→ Input rows:
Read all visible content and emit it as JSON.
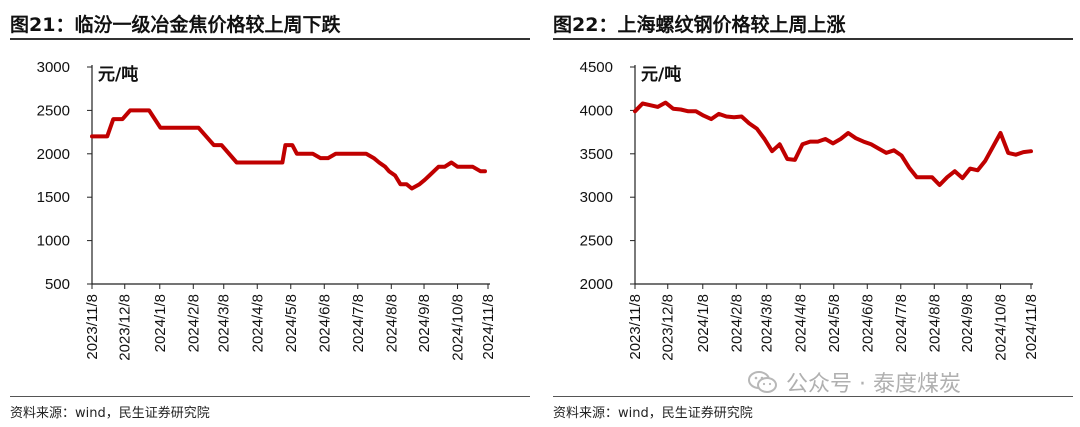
{
  "charts": [
    {
      "title": "图21：临汾一级冶金焦价格较上周下跌",
      "source": "资料来源：wind，民生证券研究院"
    },
    {
      "title": "图22：上海螺纹钢价格较上周上涨",
      "source": "资料来源：wind，民生证券研究院"
    }
  ],
  "watermark": {
    "text": "公众号 · 泰度煤炭",
    "icon": "wechat-icon"
  },
  "colors": {
    "line": "#c00000",
    "axis": "#222222"
  },
  "chart_data": [
    {
      "type": "line",
      "title": "图21：临汾一级冶金焦价格较上周下跌",
      "ylabel": "元/吨",
      "ylim": [
        500,
        3000
      ],
      "yticks": [
        500,
        1000,
        1500,
        2000,
        2500,
        3000
      ],
      "xlim": [
        0,
        52
      ],
      "xtick_labels": [
        "2023/11/8",
        "2023/12/8",
        "2024/1/8",
        "2024/2/8",
        "2024/3/8",
        "2024/4/8",
        "2024/5/8",
        "2024/6/8",
        "2024/7/8",
        "2024/8/8",
        "2024/9/8",
        "2024/10/8",
        "2024/11/8"
      ],
      "xtick_pos": [
        0,
        4.3,
        8.9,
        13.3,
        17.3,
        21.7,
        26.1,
        30.5,
        34.9,
        39.3,
        43.6,
        48,
        52
      ],
      "series": [
        {
          "name": "临汾一级冶金焦",
          "x": [
            0,
            2,
            2.8,
            4,
            5,
            6,
            7,
            7.5,
            9,
            11,
            11.7,
            13,
            14,
            15,
            16,
            17,
            19,
            23,
            25,
            25.4,
            26.3,
            26.9,
            28,
            29,
            30,
            31,
            32,
            35,
            36,
            37,
            37.7,
            38.5,
            39,
            39.8,
            40.5,
            41.3,
            42,
            43,
            43.7,
            44.3,
            45.5,
            46.3,
            47.2,
            48,
            49,
            50,
            51,
            51.6
          ],
          "y": [
            2200,
            2200,
            2400,
            2400,
            2500,
            2500,
            2500,
            2500,
            2300,
            2300,
            2300,
            2300,
            2300,
            2200,
            2100,
            2100,
            1900,
            1900,
            1900,
            2100,
            2100,
            2000,
            2000,
            2000,
            1950,
            1950,
            2000,
            2000,
            2000,
            1950,
            1900,
            1850,
            1800,
            1750,
            1650,
            1650,
            1600,
            1650,
            1700,
            1750,
            1850,
            1850,
            1900,
            1850,
            1850,
            1850,
            1800,
            1800
          ]
        }
      ]
    },
    {
      "type": "line",
      "title": "图22：上海螺纹钢价格较上周上涨",
      "ylabel": "元/吨",
      "ylim": [
        2000,
        4500
      ],
      "yticks": [
        2000,
        2500,
        3000,
        3500,
        4000,
        4500
      ],
      "xlim": [
        0,
        52
      ],
      "xtick_labels": [
        "2023/11/8",
        "2023/12/8",
        "2024/1/8",
        "2024/2/8",
        "2024/3/8",
        "2024/4/8",
        "2024/5/8",
        "2024/6/8",
        "2024/7/8",
        "2024/8/8",
        "2024/9/8",
        "2024/10/8",
        "2024/11/8"
      ],
      "xtick_pos": [
        0,
        4.3,
        8.9,
        13.3,
        17.3,
        21.7,
        26.1,
        30.5,
        34.9,
        39.3,
        43.6,
        48,
        52
      ],
      "series": [
        {
          "name": "上海螺纹钢",
          "x": [
            0,
            1,
            2,
            3,
            4,
            5,
            6,
            7,
            8,
            9,
            10,
            11,
            12,
            13,
            14,
            15,
            16,
            17,
            18,
            19,
            20,
            21,
            22,
            23,
            24,
            25,
            26,
            27,
            28,
            29,
            30,
            31,
            32,
            33,
            34,
            35,
            36,
            37,
            38,
            39,
            40,
            41,
            42,
            43,
            44,
            45,
            46,
            47,
            48,
            49,
            50,
            51,
            52
          ],
          "y": [
            3990,
            4080,
            4060,
            4040,
            4090,
            4020,
            4010,
            3990,
            3990,
            3940,
            3900,
            3960,
            3930,
            3920,
            3930,
            3850,
            3790,
            3670,
            3530,
            3610,
            3440,
            3430,
            3610,
            3640,
            3640,
            3670,
            3620,
            3670,
            3740,
            3680,
            3640,
            3610,
            3560,
            3510,
            3540,
            3480,
            3340,
            3230,
            3230,
            3230,
            3140,
            3230,
            3300,
            3220,
            3330,
            3310,
            3420,
            3580,
            3740,
            3510,
            3490,
            3520,
            3530
          ]
        }
      ]
    }
  ]
}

→ What needs to be done:
Reproduce all the records verbatim, excluding images.

→ Solution to the problem:
Read all visible content and emit it as JSON.
{
  "charts": [
    {
      "title": "图21：临汾一级冶金焦价格较上周下跌",
      "source": "资料来源：wind，民生证券研究院"
    },
    {
      "title": "图22：上海螺纹钢价格较上周上涨",
      "source": "资料来源：wind，民生证券研究院"
    }
  ],
  "watermark": {
    "text": "公众号 · 泰度煤炭",
    "icon": "wechat-icon"
  },
  "colors": {
    "line": "#c00000",
    "axis": "#222222"
  },
  "chart_data": [
    {
      "type": "line",
      "title": "图21：临汾一级冶金焦价格较上周下跌",
      "ylabel": "元/吨",
      "ylim": [
        500,
        3000
      ],
      "yticks": [
        500,
        1000,
        1500,
        2000,
        2500,
        3000
      ],
      "xlim": [
        0,
        52
      ],
      "xtick_labels": [
        "2023/11/8",
        "2023/12/8",
        "2024/1/8",
        "2024/2/8",
        "2024/3/8",
        "2024/4/8",
        "2024/5/8",
        "2024/6/8",
        "2024/7/8",
        "2024/8/8",
        "2024/9/8",
        "2024/10/8",
        "2024/11/8"
      ],
      "xtick_pos": [
        0,
        4.3,
        8.9,
        13.3,
        17.3,
        21.7,
        26.1,
        30.5,
        34.9,
        39.3,
        43.6,
        48,
        52
      ],
      "series": [
        {
          "name": "临汾一级冶金焦",
          "x": [
            0,
            2,
            2.8,
            4,
            5,
            6,
            7,
            7.5,
            9,
            11,
            11.7,
            13,
            14,
            15,
            16,
            17,
            19,
            23,
            25,
            25.4,
            26.3,
            26.9,
            28,
            29,
            30,
            31,
            32,
            35,
            36,
            37,
            37.7,
            38.5,
            39,
            39.8,
            40.5,
            41.3,
            42,
            43,
            43.7,
            44.3,
            45.5,
            46.3,
            47.2,
            48,
            49,
            50,
            51,
            51.6
          ],
          "y": [
            2200,
            2200,
            2400,
            2400,
            2500,
            2500,
            2500,
            2500,
            2300,
            2300,
            2300,
            2300,
            2300,
            2200,
            2100,
            2100,
            1900,
            1900,
            1900,
            2100,
            2100,
            2000,
            2000,
            2000,
            1950,
            1950,
            2000,
            2000,
            2000,
            1950,
            1900,
            1850,
            1800,
            1750,
            1650,
            1650,
            1600,
            1650,
            1700,
            1750,
            1850,
            1850,
            1900,
            1850,
            1850,
            1850,
            1800,
            1800
          ]
        }
      ]
    },
    {
      "type": "line",
      "title": "图22：上海螺纹钢价格较上周上涨",
      "ylabel": "元/吨",
      "ylim": [
        2000,
        4500
      ],
      "yticks": [
        2000,
        2500,
        3000,
        3500,
        4000,
        4500
      ],
      "xlim": [
        0,
        52
      ],
      "xtick_labels": [
        "2023/11/8",
        "2023/12/8",
        "2024/1/8",
        "2024/2/8",
        "2024/3/8",
        "2024/4/8",
        "2024/5/8",
        "2024/6/8",
        "2024/7/8",
        "2024/8/8",
        "2024/9/8",
        "2024/10/8",
        "2024/11/8"
      ],
      "xtick_pos": [
        0,
        4.3,
        8.9,
        13.3,
        17.3,
        21.7,
        26.1,
        30.5,
        34.9,
        39.3,
        43.6,
        48,
        52
      ],
      "series": [
        {
          "name": "上海螺纹钢",
          "x": [
            0,
            1,
            2,
            3,
            4,
            5,
            6,
            7,
            8,
            9,
            10,
            11,
            12,
            13,
            14,
            15,
            16,
            17,
            18,
            19,
            20,
            21,
            22,
            23,
            24,
            25,
            26,
            27,
            28,
            29,
            30,
            31,
            32,
            33,
            34,
            35,
            36,
            37,
            38,
            39,
            40,
            41,
            42,
            43,
            44,
            45,
            46,
            47,
            48,
            49,
            50,
            51,
            52
          ],
          "y": [
            3990,
            4080,
            4060,
            4040,
            4090,
            4020,
            4010,
            3990,
            3990,
            3940,
            3900,
            3960,
            3930,
            3920,
            3930,
            3850,
            3790,
            3670,
            3530,
            3610,
            3440,
            3430,
            3610,
            3640,
            3640,
            3670,
            3620,
            3670,
            3740,
            3680,
            3640,
            3610,
            3560,
            3510,
            3540,
            3480,
            3340,
            3230,
            3230,
            3230,
            3140,
            3230,
            3300,
            3220,
            3330,
            3310,
            3420,
            3580,
            3740,
            3510,
            3490,
            3520,
            3530
          ]
        }
      ]
    }
  ]
}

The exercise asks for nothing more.